*** EXERCISE TEXT ***

Okay, but my main concern isn't w/ how to implement that but that it probably 
tips the balance to "not worth bothering with the complexity and overhead of 
sorting sstables by min/max column name and doing the pruning dance" if we can 
apply it in such a small number of cases.
                
> Optimize RangeSlice operations for append-mostly use cases
> ----------------------------------------------------------
>
>                 Key: CASSANDRA-3581
>                 URL: https://issues.apache.org/jira/browse/CASSANDRA-3581
>             Project: Cassandra
>          Issue Type: Improvement
>            Reporter: Rick Branson
>            Assignee: Rick Branson
>            Priority: Minor
>             Fix For: 1.1
>
>
> Currently, to perform a slice or count with a SliceRange, all of the SSTables 
> containing the requested row must be interrogated to determine if they 
> contain matching column names. SliceRange operations on wide rows which have 
> columns distributed across many SSTable files can turn into a relatively 
> expensive operation involving many disk seeks. On time-series use cases such 
> as the one highlighted below, most of these I/O operations end up just 
> eliminating most of the SSTables.
> This optimization would require two values to be added to the SSTable header: 
> the minimum and maximum column names (according to the CF comparator) across 
> all rows (including tombstones) within the SSTable. For SliceRange 
> operations, SSTables containing rows with column names entirely outside of 
> the SliceRange would be completely eliminated without even a single disk 
> operation.

*** End of EXERCISE TEXT ***

(PROBLEM SET)
[a] Quote the passage from the Cassandra issue text, starting with "Okay, but my" and going on through "number of cases.".
[b] Answer these questions about the Cassandra issue text:
(i) Who is listed as the reporter of the issue?
(ii) What priority is the issue given?
(iii) What two values would the optimization add to the SSTable header?
[c] Write a continuation of the Cassandra RangeSlice optimization issue text, picking up after its final sentence.
The records that come next have nothing to do with the text above.

*** EXTRACTED RECORDS ***

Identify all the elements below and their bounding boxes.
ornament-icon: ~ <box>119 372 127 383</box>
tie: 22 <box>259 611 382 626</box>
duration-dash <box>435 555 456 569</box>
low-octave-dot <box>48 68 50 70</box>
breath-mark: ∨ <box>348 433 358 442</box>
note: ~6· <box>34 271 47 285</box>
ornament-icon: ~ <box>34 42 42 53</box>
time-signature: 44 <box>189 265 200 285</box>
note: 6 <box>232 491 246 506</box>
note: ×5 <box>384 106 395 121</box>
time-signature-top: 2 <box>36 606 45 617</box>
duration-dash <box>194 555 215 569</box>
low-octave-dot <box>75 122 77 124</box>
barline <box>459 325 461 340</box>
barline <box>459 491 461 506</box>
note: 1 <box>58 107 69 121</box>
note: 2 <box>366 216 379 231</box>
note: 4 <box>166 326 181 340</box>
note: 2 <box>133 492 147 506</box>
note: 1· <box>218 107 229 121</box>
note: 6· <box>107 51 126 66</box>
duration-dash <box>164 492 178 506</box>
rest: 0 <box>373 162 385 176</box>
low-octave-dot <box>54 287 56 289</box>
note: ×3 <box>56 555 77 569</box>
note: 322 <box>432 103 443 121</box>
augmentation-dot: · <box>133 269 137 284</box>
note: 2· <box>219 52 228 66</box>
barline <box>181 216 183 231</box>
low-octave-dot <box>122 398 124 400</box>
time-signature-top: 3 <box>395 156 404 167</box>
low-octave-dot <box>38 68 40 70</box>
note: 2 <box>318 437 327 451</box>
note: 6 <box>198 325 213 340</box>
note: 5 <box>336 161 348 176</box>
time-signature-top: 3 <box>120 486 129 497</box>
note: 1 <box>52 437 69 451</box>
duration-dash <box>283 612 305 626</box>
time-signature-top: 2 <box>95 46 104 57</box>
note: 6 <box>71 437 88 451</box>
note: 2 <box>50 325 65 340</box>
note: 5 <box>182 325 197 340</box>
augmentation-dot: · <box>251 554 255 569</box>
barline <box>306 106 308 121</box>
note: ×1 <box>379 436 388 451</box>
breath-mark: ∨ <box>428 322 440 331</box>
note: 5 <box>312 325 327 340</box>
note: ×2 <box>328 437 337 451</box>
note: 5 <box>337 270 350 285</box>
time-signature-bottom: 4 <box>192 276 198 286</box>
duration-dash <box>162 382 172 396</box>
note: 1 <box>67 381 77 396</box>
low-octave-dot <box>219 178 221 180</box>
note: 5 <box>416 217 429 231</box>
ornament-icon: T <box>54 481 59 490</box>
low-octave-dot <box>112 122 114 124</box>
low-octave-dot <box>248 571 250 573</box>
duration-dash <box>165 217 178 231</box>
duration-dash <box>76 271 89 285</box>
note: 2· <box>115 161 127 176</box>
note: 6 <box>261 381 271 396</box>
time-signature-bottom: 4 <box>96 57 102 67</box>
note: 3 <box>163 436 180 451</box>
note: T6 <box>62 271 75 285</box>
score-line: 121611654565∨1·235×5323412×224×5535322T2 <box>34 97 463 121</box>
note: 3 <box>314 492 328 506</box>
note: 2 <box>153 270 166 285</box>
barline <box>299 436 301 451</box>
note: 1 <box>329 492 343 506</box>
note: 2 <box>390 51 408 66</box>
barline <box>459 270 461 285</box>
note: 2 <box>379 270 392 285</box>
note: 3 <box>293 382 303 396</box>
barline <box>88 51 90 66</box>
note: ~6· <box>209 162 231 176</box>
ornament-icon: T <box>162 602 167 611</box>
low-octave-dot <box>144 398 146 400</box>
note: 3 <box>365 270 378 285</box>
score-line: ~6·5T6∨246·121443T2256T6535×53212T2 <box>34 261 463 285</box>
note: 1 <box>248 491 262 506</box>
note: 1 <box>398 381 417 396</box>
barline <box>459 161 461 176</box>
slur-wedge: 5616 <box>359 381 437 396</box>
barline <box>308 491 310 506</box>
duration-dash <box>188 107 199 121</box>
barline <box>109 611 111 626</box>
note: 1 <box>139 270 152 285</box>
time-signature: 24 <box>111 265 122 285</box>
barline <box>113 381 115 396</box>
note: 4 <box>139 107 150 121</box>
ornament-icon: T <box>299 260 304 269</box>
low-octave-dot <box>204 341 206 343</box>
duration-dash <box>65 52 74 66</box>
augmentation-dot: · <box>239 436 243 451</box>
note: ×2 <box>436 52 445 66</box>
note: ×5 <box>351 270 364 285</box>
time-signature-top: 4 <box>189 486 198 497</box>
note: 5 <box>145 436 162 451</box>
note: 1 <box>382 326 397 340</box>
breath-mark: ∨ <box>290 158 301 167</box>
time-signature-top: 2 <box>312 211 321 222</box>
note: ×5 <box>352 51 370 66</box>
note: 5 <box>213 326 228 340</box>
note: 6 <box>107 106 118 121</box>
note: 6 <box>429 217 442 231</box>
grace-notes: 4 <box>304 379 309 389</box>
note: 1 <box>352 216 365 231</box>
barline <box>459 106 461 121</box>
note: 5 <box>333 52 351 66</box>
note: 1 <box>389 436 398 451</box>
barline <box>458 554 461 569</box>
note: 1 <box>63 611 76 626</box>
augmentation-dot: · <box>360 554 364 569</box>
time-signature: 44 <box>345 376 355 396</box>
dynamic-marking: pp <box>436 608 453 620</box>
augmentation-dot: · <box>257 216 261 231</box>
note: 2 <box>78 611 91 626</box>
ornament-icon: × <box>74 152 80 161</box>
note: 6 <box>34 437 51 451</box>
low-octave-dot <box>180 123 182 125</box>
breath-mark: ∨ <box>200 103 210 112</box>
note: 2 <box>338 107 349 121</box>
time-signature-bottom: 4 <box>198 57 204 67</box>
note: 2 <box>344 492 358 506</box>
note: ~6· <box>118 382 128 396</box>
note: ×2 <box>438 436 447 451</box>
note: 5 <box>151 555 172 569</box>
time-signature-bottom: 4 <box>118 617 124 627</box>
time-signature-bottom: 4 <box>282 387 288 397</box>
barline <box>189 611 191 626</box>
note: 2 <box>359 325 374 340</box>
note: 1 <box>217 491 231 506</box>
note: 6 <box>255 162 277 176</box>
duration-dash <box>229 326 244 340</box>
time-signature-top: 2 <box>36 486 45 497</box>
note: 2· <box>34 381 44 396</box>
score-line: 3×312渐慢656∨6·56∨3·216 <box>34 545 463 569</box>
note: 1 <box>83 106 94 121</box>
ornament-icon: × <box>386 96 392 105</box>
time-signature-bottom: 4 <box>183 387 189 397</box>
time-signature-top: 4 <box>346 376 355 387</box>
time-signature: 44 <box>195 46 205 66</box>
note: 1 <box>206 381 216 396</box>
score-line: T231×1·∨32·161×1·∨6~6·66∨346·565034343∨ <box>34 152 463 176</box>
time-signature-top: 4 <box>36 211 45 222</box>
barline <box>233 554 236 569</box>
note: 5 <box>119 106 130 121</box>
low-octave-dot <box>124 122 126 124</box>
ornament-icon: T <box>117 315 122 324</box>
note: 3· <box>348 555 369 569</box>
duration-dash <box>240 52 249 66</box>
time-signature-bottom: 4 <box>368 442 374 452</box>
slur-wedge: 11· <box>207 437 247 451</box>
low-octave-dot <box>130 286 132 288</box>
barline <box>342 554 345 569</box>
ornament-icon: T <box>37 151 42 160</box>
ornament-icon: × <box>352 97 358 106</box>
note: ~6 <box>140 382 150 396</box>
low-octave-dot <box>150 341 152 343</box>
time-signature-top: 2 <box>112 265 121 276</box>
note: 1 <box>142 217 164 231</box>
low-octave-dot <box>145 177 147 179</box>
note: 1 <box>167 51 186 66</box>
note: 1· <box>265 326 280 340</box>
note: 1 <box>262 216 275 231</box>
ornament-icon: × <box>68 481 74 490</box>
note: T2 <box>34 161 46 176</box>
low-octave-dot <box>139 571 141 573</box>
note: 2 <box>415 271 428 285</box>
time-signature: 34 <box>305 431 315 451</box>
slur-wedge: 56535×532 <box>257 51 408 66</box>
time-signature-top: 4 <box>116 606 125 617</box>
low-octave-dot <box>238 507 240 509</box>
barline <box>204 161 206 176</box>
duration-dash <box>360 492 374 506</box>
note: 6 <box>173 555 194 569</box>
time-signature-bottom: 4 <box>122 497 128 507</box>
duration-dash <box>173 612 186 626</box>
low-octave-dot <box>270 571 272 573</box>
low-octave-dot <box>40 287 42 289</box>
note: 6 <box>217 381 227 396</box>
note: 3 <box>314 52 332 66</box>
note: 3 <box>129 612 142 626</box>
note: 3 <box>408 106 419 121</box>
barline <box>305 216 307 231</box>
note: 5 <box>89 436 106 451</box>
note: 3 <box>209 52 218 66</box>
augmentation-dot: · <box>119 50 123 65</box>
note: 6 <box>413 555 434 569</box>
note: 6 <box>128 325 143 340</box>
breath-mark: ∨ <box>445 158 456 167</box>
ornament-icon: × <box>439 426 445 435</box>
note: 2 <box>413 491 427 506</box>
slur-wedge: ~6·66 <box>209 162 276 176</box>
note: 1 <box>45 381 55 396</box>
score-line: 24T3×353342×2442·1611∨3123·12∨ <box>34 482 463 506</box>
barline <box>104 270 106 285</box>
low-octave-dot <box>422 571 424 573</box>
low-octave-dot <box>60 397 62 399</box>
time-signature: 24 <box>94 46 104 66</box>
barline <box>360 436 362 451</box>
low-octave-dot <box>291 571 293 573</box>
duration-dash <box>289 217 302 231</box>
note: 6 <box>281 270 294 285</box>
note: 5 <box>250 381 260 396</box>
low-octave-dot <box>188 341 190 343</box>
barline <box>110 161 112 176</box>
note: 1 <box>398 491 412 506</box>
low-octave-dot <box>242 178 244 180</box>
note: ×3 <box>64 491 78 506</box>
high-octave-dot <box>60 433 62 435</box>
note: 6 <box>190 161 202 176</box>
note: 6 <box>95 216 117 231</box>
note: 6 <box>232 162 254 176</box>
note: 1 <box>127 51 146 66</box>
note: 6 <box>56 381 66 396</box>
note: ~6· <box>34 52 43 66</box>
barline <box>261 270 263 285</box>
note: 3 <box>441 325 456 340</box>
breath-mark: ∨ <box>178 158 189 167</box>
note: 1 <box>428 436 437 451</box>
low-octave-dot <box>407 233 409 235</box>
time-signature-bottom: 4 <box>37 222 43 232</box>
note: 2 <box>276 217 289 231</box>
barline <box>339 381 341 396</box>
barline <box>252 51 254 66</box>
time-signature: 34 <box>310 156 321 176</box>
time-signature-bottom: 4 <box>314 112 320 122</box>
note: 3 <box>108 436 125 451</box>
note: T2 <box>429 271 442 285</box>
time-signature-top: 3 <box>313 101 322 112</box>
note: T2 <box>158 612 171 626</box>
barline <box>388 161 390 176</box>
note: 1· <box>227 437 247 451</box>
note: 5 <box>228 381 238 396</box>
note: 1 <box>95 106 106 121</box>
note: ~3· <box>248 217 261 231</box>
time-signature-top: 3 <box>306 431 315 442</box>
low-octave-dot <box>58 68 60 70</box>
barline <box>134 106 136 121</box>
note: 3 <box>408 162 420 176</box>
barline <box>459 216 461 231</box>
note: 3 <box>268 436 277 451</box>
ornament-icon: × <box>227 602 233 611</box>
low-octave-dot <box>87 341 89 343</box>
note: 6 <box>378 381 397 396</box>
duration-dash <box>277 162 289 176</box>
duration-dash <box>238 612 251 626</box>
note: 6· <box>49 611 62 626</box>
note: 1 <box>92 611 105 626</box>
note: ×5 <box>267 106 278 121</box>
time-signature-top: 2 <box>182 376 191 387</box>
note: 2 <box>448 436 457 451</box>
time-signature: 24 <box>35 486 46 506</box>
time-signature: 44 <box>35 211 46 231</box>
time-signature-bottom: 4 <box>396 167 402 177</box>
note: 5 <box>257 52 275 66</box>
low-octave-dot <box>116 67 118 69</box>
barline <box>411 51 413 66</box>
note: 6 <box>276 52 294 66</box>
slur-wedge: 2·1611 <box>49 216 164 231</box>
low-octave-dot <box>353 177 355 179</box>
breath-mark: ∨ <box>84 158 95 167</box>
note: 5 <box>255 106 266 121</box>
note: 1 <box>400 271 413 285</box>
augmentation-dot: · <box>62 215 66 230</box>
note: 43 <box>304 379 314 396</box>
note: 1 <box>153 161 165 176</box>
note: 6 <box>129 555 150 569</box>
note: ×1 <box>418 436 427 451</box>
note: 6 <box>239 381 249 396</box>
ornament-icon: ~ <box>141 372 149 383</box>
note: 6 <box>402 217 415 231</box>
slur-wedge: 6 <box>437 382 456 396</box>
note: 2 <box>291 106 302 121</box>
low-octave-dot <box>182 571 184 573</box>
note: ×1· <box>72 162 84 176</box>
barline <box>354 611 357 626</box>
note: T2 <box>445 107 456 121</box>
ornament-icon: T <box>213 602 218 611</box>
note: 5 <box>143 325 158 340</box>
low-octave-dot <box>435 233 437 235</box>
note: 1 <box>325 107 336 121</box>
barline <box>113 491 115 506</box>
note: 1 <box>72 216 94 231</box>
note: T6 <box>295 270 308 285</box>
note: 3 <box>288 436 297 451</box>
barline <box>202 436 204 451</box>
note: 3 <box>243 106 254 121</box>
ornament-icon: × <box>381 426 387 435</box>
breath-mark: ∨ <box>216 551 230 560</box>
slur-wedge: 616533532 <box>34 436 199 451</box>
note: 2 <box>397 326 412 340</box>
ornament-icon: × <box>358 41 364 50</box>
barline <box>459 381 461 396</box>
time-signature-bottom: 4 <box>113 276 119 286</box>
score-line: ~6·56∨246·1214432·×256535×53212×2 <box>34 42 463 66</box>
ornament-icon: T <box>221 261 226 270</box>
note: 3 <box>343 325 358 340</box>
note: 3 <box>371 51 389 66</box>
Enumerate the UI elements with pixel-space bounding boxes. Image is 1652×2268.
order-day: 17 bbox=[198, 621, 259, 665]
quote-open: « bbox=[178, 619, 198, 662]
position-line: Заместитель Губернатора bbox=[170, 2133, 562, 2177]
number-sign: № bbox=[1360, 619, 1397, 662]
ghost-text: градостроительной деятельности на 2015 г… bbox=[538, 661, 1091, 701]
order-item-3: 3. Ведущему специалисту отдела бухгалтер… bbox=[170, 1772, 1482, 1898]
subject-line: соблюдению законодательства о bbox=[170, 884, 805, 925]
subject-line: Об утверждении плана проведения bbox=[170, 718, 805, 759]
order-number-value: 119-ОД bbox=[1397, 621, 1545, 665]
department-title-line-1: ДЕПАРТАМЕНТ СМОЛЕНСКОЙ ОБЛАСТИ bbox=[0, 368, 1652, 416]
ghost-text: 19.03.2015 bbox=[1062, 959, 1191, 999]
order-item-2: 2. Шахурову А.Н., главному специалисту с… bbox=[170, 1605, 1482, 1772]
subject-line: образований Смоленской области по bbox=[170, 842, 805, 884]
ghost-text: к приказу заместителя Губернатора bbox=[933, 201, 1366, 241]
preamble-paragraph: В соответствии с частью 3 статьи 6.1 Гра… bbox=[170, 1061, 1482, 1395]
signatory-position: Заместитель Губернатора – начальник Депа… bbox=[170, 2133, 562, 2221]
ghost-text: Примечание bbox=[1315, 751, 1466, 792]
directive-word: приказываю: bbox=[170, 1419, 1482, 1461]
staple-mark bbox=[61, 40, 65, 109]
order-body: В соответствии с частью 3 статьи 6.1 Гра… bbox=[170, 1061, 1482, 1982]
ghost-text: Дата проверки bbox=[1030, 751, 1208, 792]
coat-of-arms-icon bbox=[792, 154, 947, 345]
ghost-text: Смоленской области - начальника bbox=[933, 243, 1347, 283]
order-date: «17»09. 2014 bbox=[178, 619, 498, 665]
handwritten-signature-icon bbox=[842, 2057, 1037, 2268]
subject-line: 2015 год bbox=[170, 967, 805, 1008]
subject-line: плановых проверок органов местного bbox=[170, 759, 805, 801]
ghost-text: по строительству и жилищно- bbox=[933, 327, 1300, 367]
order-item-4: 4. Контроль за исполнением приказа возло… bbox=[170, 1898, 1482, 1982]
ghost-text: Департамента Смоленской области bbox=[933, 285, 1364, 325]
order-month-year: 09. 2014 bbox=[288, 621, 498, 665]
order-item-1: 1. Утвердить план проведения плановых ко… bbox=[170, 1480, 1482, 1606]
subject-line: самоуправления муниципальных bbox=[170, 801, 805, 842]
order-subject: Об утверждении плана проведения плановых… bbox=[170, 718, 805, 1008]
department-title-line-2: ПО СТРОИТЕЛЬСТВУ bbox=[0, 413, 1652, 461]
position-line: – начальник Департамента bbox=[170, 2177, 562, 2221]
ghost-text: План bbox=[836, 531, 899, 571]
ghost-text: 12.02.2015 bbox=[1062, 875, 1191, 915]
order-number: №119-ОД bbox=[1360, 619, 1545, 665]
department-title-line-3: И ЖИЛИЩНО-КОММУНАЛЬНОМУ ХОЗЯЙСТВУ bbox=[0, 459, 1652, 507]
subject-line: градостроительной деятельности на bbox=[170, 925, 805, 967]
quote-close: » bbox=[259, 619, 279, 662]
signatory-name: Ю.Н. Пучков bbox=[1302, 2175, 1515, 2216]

*** End of EXTRACTED RECORDS ***

(LIST OF ANSWERS)
[a]
Okay, but my main concern isn't w/ how to implement that but that it probably 
tips the balance to "not worth bothering with the complexity and overhead of 
sorting sstables by min/max column name and doing the pruning dance" if we can 
apply it in such a small number of cases.

[b]
(i) Rick Branson
(ii) Minor
(iii) The minimum and maximum column names across all rows (including tombstones) within the SSTable

[c]
> Rationale: a very common use case for Cassandra is to use a column family to 
> store time-series data with a row for each metric and a column for each data 
> point with the column name being a TimeUUID. Data is typically read with a 
> bounded time range using a SliceRange. For the described use case, any given 
> SSTable within this ColumnFamily will have a tightly bound range of minimum 
> and maximum column names across all rows, and there will be little overlap of 
> these column name ranges across different SSTable files. Append-mostly column 
> families with serial column names (as ordered by the comparator) on which 
> SliceRange operations are used can benefit from this optimization, and the 
> cost to use cases that do not fall within this group range from negligible to 
> non-existant.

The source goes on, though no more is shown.